Saved data entries
»»

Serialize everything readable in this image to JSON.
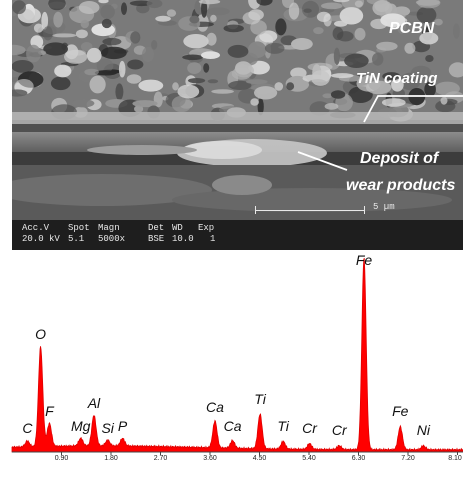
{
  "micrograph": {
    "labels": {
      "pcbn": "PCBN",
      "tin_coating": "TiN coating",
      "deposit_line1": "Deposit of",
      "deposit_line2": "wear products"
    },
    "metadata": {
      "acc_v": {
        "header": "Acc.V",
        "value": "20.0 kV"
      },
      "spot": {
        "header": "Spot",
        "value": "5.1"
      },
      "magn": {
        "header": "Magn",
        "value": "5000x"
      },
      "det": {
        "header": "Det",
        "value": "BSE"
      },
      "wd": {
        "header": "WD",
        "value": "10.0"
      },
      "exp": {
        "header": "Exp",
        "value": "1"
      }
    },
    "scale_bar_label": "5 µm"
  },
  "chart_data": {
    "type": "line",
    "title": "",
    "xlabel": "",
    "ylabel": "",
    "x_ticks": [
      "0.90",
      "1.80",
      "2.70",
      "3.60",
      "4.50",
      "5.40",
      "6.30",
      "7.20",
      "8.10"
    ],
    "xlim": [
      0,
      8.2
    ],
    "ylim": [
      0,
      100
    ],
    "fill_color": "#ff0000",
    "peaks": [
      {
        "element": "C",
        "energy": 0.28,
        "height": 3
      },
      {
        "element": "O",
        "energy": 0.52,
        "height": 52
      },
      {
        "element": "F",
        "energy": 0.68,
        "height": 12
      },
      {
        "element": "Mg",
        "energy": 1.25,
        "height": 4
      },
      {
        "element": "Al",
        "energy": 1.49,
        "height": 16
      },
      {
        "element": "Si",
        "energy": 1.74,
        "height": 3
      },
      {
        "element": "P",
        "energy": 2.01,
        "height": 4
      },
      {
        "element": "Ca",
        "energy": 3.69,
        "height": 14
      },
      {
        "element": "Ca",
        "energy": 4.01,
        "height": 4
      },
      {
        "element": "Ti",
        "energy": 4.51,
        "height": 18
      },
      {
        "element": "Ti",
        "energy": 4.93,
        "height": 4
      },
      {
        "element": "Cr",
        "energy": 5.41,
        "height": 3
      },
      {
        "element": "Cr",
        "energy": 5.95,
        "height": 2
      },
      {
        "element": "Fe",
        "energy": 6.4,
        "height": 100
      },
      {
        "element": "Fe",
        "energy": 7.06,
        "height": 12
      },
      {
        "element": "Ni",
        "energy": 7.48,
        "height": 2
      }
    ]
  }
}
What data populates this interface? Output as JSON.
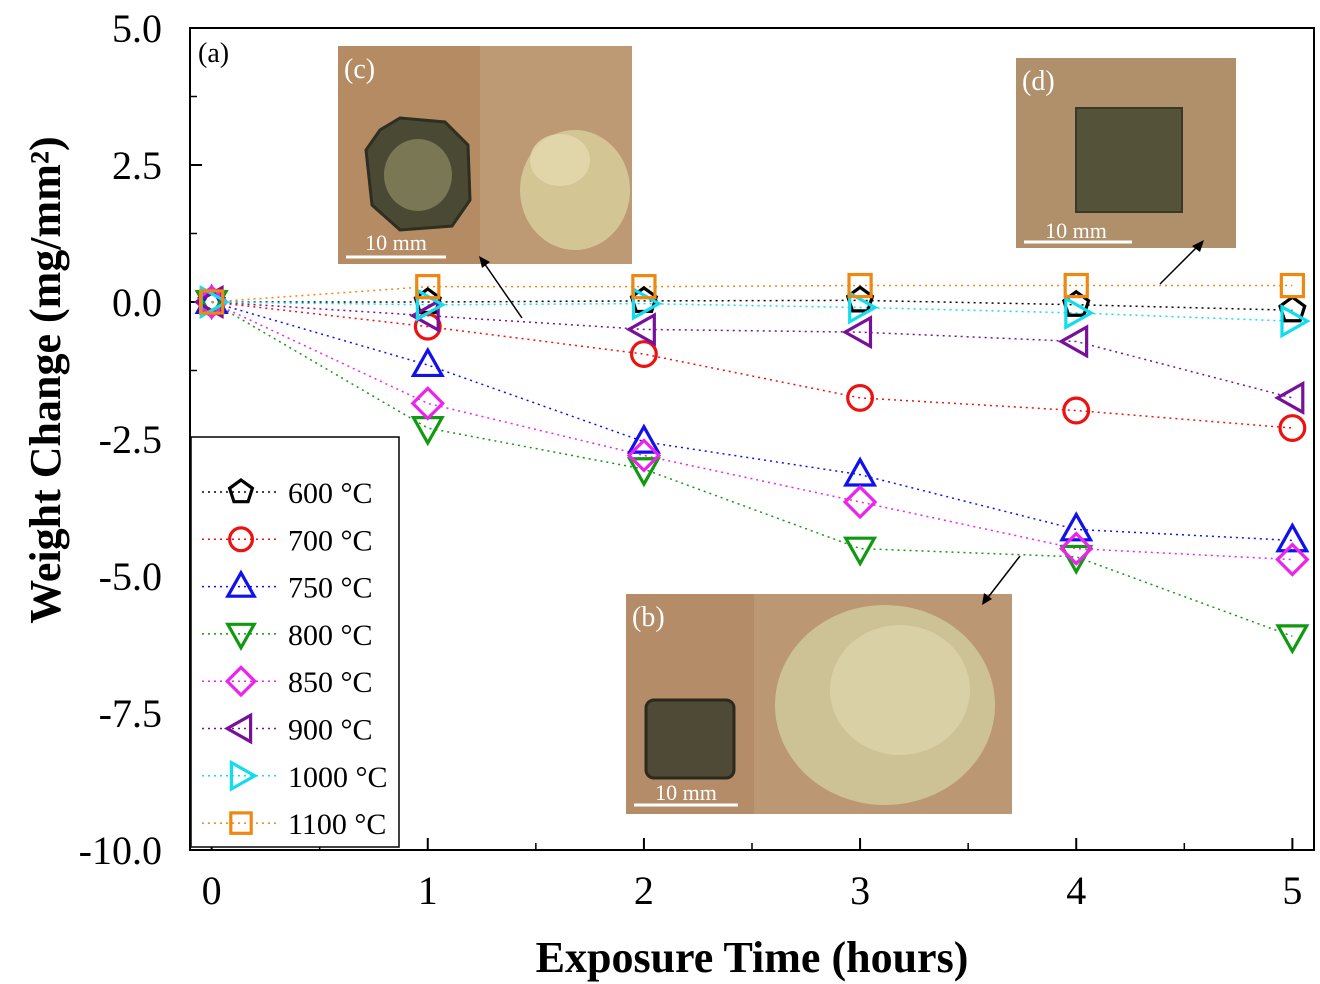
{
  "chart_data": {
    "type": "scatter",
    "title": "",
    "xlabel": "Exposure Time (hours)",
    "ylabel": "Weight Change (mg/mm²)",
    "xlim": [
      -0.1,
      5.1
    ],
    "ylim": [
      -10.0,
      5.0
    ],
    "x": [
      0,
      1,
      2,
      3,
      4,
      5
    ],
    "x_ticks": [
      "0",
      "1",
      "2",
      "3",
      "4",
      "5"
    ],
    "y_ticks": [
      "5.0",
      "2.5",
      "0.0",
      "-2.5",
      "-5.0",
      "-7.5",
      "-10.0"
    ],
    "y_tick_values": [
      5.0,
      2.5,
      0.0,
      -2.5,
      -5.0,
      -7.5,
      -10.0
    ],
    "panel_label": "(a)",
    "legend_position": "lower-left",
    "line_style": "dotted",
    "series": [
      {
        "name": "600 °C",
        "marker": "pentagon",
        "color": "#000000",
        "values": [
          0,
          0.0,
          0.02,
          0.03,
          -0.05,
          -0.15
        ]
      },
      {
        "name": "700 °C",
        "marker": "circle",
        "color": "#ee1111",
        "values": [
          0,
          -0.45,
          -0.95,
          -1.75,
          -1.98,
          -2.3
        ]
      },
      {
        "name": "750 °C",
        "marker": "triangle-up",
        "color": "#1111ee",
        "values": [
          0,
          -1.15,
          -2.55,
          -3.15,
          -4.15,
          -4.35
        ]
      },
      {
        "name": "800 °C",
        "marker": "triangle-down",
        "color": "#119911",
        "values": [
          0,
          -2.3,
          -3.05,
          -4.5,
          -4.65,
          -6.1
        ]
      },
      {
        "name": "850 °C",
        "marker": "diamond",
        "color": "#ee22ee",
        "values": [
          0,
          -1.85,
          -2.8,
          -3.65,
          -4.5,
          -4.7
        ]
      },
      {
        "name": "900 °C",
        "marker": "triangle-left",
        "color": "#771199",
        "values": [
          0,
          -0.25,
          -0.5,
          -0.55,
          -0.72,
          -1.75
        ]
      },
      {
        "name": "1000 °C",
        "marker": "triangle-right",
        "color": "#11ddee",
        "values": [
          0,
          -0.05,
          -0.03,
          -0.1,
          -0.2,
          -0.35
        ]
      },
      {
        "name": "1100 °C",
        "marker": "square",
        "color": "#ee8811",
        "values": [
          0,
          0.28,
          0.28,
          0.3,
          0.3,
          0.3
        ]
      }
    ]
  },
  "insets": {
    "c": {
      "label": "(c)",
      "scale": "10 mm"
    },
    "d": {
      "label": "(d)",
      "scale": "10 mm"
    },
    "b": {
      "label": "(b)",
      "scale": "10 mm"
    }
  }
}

««

EXERCISE DIRECTIONS: Copy whichever lines in the listing above contain the word "this".

THE SOLUTION:
Serialize everything readable in this image to JSON.
What data populates this interface? Output as JSON.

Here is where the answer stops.